— AIM —
Lines holding the string "name" are the ones to copy; find them all in the data.

Items from a data source
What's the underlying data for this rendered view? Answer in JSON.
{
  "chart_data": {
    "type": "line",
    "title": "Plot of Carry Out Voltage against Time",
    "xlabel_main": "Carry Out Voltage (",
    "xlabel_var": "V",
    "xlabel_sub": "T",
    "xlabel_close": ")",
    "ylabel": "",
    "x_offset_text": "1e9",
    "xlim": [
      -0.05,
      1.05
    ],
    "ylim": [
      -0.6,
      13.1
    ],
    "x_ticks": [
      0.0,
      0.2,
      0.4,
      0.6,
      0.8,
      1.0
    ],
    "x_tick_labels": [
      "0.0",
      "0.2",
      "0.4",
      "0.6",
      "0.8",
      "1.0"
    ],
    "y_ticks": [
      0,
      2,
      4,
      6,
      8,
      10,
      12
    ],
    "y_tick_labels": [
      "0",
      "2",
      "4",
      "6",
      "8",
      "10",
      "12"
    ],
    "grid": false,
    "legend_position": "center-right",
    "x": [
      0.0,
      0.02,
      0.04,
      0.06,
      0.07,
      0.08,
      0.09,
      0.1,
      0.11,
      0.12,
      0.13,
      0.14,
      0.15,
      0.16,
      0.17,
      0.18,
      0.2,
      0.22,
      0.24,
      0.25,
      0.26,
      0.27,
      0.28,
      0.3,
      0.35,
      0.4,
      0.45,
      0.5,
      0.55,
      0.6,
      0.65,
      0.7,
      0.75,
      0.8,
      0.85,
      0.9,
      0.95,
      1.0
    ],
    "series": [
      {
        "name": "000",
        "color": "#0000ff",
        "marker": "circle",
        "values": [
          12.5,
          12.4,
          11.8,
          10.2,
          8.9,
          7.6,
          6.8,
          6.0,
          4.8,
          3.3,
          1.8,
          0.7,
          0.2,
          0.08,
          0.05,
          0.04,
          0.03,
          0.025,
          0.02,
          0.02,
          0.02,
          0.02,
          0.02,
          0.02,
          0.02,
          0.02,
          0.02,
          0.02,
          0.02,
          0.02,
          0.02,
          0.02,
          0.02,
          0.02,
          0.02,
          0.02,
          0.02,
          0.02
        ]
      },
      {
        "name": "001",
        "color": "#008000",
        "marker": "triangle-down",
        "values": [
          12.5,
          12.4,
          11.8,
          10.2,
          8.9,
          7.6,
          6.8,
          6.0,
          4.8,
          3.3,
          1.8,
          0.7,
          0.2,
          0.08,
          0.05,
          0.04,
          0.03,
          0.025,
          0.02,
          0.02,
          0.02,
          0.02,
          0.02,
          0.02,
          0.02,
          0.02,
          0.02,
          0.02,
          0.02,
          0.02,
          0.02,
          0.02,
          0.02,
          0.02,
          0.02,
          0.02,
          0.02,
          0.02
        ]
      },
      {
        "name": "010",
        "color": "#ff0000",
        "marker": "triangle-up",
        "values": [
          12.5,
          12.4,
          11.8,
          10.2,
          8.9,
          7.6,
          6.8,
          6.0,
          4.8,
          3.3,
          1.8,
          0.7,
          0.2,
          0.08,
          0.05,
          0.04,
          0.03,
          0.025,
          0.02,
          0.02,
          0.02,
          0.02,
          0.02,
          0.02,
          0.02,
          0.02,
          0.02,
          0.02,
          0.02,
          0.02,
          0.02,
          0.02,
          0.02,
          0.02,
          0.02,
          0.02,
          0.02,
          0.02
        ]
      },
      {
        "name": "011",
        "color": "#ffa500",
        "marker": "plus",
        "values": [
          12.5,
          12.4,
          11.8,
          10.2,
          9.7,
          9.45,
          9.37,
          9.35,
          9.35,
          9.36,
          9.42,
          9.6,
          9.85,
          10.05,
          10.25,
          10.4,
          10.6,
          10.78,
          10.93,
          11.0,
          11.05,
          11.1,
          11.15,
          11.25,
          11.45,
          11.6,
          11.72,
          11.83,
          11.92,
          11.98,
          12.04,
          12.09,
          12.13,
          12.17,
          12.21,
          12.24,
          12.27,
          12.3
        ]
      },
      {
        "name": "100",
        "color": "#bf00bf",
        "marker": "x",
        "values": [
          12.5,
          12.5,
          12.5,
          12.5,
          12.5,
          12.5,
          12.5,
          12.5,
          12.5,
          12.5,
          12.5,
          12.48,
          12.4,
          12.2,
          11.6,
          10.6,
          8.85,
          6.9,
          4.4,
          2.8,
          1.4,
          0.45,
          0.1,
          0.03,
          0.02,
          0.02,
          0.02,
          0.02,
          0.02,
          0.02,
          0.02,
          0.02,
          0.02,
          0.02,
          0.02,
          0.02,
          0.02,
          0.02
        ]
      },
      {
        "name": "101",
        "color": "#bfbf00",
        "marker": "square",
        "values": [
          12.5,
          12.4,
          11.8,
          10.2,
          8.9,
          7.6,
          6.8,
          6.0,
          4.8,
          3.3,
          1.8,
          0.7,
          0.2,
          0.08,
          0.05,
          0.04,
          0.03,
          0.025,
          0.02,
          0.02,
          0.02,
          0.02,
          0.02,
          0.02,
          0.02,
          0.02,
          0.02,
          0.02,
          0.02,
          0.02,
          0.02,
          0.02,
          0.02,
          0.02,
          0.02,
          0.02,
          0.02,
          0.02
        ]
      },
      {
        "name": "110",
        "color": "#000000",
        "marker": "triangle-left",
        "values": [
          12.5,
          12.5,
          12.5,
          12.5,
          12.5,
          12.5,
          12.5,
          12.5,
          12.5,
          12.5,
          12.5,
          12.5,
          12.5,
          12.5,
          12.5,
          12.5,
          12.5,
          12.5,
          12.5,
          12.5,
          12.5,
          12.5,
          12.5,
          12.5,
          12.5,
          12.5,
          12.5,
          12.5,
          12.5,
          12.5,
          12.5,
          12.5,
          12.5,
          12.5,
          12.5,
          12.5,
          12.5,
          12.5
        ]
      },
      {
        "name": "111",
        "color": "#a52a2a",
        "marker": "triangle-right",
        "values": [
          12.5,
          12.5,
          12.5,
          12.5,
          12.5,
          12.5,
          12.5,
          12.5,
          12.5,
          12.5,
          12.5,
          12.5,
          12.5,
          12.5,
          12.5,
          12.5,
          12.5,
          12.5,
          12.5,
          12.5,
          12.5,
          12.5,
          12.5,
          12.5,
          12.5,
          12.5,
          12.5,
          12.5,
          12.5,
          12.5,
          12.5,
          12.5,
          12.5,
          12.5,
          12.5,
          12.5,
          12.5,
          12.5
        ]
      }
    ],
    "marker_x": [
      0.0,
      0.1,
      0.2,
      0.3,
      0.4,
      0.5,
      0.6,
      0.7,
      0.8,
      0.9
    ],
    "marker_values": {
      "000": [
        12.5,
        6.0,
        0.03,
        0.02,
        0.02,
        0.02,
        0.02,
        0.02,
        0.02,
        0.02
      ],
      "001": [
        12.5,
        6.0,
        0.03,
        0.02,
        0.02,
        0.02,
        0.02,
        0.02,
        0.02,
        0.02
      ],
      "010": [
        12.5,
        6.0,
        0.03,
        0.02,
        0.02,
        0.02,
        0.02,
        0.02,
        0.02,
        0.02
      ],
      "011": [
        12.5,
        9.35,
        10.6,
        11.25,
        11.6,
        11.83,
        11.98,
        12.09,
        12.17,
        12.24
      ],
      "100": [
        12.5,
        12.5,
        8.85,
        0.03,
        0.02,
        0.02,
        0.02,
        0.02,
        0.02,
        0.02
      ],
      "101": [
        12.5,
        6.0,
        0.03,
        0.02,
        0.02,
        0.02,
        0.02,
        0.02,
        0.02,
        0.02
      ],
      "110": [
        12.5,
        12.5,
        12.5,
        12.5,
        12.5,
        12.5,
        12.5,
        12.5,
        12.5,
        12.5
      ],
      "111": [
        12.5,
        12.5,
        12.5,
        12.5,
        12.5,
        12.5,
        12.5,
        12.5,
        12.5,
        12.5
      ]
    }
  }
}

— PROBLEM SOLUTION —
        "name": "000",
        "name": "001",
        "name": "010",
        "name": "011",
        "name": "100",
        "name": "101",
        "name": "110",
        "name": "111",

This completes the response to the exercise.